Challenge:
Wherever the string "本题满分" appears, copy the whole line.

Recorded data
________________________
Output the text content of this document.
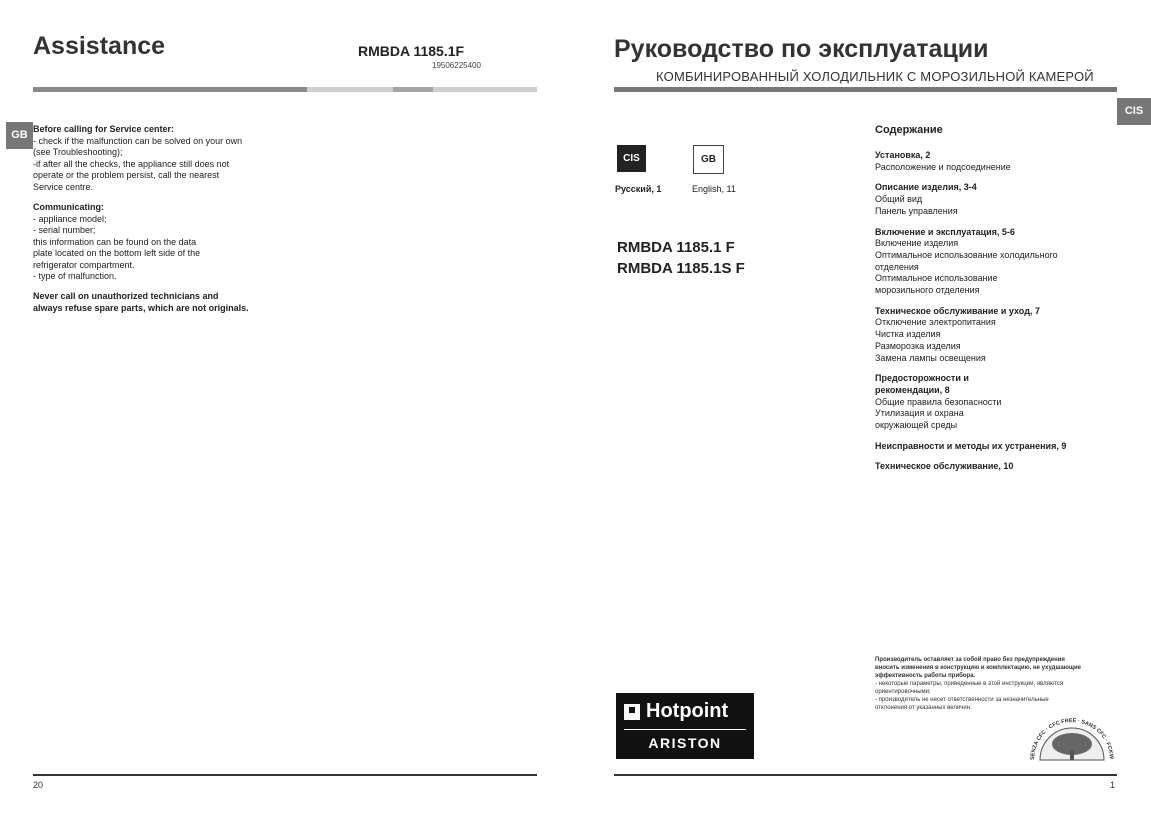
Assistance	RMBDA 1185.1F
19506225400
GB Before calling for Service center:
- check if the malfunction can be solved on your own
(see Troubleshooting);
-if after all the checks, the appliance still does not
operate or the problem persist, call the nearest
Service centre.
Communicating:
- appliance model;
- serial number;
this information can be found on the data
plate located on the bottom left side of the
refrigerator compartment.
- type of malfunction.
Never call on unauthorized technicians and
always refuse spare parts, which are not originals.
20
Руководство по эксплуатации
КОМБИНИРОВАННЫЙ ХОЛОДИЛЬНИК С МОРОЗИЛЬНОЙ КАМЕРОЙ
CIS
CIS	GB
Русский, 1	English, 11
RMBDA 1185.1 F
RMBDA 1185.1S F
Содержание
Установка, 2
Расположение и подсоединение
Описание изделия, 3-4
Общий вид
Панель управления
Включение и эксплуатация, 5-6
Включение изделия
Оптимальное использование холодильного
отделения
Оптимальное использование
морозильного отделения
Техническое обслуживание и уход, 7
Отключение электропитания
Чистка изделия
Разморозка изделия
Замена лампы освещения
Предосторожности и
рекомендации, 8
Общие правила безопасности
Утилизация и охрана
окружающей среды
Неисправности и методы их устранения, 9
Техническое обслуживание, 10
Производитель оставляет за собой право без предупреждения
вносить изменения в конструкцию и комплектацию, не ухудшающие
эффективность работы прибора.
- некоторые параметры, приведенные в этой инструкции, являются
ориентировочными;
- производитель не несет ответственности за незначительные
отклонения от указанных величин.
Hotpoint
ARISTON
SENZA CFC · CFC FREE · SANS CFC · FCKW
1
________________________
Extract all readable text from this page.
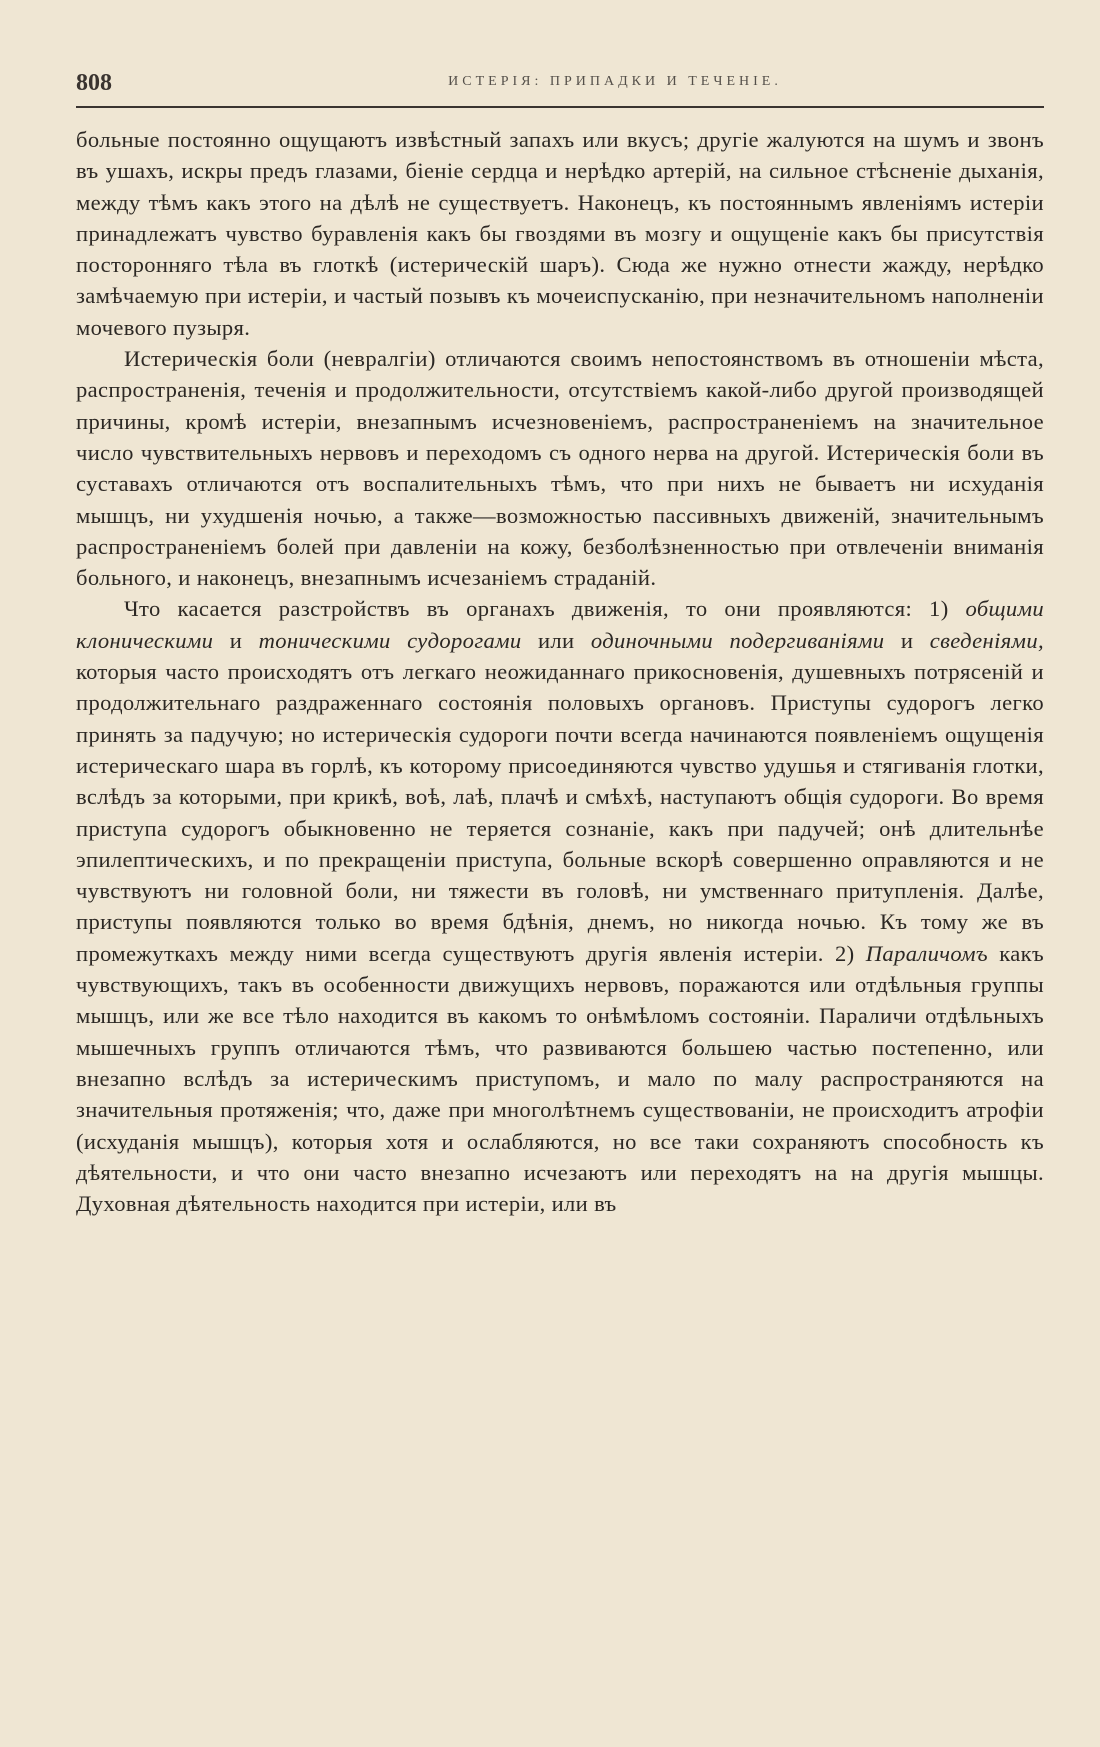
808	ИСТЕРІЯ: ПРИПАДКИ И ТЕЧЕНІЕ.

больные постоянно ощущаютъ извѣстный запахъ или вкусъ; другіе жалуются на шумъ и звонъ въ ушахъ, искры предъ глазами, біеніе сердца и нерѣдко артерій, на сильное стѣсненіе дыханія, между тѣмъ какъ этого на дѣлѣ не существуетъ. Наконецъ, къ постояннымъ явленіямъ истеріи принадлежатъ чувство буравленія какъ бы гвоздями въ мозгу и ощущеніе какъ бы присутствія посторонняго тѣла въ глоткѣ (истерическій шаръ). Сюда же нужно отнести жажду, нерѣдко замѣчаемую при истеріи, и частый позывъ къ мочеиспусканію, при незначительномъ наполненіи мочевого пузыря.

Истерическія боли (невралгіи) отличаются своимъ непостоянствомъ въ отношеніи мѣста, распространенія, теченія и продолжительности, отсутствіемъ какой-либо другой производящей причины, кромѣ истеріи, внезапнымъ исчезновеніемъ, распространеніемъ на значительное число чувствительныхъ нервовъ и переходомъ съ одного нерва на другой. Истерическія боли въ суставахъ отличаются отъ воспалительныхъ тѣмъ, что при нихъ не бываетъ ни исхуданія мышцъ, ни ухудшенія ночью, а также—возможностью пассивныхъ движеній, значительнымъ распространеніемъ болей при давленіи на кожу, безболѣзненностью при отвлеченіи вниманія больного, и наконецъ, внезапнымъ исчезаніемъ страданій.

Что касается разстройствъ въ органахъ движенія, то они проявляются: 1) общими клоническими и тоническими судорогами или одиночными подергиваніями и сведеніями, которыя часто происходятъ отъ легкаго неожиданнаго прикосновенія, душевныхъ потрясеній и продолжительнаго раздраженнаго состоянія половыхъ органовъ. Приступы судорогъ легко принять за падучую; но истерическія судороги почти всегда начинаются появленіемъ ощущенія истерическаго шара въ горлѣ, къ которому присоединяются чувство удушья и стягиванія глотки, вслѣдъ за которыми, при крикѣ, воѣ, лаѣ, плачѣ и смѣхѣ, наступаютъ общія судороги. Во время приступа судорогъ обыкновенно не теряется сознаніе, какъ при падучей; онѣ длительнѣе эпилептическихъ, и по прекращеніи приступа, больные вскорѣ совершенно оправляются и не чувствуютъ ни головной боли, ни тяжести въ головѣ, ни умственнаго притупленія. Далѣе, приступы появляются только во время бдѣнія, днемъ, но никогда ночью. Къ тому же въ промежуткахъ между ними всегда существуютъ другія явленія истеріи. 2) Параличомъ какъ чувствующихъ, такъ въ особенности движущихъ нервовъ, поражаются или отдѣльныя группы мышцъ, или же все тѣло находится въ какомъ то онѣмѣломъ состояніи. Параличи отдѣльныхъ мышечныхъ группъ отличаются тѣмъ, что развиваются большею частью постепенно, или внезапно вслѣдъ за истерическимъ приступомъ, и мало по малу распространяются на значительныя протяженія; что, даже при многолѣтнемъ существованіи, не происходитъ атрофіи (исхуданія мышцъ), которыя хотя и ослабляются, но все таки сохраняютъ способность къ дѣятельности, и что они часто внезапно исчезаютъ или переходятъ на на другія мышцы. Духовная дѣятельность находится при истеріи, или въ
________________________
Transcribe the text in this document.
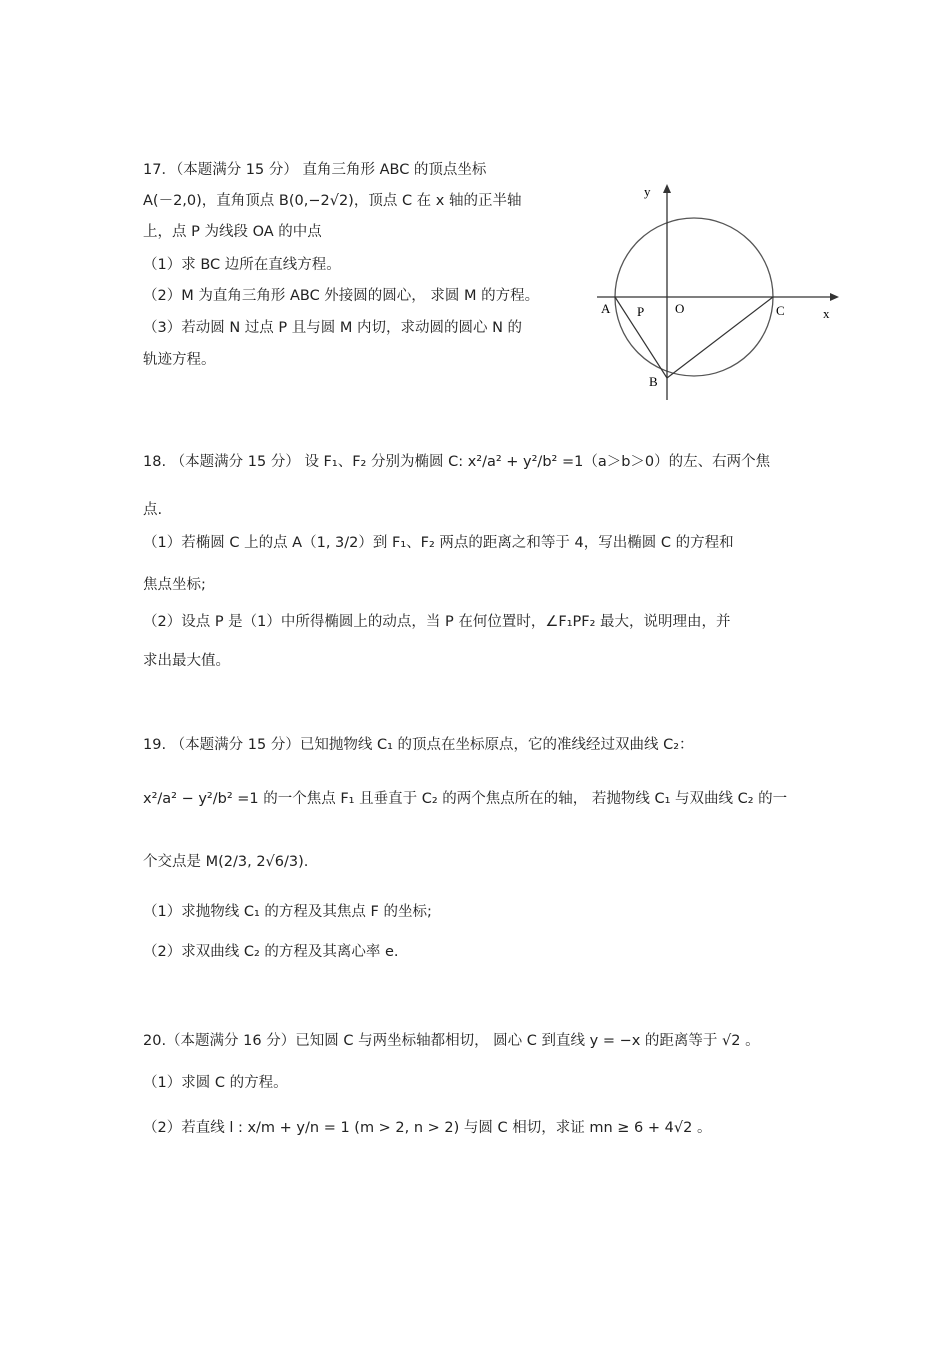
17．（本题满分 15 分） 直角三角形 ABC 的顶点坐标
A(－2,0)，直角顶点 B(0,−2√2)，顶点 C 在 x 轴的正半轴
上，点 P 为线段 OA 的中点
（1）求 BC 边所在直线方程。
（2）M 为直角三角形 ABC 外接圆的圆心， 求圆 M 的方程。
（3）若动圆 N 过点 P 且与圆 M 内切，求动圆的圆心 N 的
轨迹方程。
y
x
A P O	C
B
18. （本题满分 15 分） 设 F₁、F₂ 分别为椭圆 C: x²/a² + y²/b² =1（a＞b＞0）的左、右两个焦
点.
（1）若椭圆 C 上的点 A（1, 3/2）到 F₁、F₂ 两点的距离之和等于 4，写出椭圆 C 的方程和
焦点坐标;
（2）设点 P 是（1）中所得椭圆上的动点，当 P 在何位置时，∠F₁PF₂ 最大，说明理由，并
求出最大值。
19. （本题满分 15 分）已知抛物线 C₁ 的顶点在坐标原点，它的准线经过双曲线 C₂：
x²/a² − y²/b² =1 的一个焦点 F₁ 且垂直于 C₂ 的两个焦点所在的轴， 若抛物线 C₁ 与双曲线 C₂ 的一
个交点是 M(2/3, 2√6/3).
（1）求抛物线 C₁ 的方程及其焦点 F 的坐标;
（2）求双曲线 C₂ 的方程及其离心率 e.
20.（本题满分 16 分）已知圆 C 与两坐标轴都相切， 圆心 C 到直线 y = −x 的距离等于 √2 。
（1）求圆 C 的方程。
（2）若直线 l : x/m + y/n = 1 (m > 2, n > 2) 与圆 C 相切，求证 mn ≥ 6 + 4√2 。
________________________
Solution to this problem:
17．（本题满分 15 分） 直角三角形 ABC 的顶点坐标
18. （本题满分 15 分） 设 F₁、F₂ 分别为椭圆 C: x²/a² + y²/b² =1（a＞b＞0）的左、右两个焦
19. （本题满分 15 分）已知抛物线 C₁ 的顶点在坐标原点，它的准线经过双曲线 C₂：
20.（本题满分 16 分）已知圆 C 与两坐标轴都相切， 圆心 C 到直线 y = −x 的距离等于 √2 。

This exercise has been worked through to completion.